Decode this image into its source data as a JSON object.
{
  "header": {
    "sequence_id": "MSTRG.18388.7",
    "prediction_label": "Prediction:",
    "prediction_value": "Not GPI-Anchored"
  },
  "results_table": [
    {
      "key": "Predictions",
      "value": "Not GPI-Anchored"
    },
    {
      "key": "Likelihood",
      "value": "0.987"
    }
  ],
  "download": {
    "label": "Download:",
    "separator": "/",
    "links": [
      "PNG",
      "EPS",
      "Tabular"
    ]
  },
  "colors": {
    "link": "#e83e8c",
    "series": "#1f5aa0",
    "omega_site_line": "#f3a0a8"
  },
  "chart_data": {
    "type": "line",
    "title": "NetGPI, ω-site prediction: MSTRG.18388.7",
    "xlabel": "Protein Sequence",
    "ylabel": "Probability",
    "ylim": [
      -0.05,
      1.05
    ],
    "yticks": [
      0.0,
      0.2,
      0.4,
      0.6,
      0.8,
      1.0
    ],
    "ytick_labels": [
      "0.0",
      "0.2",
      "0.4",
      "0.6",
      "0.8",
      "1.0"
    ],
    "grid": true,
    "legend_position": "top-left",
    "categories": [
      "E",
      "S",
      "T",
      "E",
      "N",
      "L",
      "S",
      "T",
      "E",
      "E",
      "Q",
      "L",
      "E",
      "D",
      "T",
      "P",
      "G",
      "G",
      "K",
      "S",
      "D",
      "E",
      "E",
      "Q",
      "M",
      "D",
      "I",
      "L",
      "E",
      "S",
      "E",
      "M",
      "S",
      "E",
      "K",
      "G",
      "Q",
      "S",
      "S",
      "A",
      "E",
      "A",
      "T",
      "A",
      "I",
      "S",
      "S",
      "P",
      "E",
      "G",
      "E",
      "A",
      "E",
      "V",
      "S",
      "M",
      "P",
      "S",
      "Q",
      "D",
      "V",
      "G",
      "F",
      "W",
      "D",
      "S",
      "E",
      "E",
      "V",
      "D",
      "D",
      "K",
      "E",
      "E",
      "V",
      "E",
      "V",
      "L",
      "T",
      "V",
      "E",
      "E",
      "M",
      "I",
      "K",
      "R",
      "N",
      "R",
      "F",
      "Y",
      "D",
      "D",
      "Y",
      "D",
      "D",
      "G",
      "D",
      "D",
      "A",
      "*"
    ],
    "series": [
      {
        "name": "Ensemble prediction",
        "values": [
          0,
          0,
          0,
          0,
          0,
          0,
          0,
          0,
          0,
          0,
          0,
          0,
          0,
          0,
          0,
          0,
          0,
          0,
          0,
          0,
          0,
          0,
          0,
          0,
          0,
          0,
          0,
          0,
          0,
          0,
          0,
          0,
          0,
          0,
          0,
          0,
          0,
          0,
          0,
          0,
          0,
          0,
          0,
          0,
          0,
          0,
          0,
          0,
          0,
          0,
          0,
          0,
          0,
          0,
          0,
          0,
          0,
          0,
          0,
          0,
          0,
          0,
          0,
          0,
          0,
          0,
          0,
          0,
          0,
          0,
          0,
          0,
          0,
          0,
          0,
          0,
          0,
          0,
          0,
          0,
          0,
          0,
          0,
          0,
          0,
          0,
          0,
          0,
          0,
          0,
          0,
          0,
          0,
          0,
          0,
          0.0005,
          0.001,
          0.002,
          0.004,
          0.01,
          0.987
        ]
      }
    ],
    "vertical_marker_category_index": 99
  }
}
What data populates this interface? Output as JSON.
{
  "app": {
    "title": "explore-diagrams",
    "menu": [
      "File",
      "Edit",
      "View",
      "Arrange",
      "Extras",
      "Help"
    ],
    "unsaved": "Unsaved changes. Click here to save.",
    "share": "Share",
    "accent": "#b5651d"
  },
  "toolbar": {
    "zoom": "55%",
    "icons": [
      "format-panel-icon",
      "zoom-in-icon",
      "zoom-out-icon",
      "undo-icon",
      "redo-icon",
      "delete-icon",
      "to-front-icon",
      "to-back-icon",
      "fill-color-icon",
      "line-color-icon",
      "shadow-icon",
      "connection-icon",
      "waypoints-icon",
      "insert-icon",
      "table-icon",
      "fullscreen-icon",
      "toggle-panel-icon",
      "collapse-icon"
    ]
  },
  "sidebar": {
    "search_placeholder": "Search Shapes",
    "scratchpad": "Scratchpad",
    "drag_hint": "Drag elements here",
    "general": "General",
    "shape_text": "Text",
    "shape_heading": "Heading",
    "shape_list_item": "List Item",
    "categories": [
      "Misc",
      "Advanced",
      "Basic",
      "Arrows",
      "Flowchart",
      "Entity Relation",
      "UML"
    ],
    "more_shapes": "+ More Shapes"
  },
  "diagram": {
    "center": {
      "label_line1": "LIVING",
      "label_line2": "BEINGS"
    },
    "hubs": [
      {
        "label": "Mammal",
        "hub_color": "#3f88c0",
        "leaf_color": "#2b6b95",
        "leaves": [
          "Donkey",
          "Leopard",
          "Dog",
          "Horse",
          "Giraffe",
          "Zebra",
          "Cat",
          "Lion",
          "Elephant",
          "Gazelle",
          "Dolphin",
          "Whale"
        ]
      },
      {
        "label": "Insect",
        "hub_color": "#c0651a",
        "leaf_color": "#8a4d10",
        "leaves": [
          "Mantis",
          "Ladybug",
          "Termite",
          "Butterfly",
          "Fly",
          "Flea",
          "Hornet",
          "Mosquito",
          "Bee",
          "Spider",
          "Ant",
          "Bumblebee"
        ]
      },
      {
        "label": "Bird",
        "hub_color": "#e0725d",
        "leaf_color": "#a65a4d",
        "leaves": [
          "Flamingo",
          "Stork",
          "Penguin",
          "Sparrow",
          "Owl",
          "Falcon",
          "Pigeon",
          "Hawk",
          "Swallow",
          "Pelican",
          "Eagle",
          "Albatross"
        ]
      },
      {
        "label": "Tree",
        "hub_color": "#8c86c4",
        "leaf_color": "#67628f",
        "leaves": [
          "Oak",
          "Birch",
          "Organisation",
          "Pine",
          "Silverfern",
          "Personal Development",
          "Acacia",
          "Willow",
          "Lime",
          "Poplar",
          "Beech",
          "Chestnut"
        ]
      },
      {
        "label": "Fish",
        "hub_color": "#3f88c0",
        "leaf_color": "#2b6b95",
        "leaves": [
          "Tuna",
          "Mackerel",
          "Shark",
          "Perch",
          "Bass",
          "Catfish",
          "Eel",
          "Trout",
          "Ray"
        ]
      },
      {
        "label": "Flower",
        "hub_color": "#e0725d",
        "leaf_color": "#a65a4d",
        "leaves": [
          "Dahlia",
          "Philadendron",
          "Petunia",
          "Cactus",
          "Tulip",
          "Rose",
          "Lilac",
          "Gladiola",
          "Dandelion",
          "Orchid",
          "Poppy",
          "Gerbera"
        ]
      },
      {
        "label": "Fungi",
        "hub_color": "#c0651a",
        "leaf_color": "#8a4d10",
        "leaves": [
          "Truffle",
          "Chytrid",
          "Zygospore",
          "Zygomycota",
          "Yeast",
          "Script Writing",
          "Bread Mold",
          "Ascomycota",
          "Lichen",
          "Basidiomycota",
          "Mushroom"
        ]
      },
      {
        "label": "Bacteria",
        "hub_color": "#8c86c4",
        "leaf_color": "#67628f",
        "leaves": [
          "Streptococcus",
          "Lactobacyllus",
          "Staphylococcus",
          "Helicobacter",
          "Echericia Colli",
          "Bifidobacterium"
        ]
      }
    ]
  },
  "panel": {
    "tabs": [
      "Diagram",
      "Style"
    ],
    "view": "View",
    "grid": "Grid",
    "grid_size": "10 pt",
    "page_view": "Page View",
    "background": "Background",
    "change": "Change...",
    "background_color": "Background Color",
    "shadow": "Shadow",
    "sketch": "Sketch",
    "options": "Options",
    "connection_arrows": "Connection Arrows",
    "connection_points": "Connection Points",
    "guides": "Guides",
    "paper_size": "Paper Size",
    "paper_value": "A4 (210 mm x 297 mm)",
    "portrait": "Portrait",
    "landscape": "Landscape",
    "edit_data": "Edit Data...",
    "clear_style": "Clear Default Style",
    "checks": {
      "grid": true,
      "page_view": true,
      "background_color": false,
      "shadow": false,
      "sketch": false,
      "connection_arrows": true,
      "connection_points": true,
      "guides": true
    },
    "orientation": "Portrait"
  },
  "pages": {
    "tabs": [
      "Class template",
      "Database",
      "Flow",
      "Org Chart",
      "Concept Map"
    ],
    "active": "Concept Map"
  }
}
■ ■ ■
• _Directions for this task_
Whenever a line in the material above holds the string "here", copy that line in full.

• _Response to the task_
    "unsaved": "Unsaved changes. Click here to save.",
    "drag_hint": "Drag elements here",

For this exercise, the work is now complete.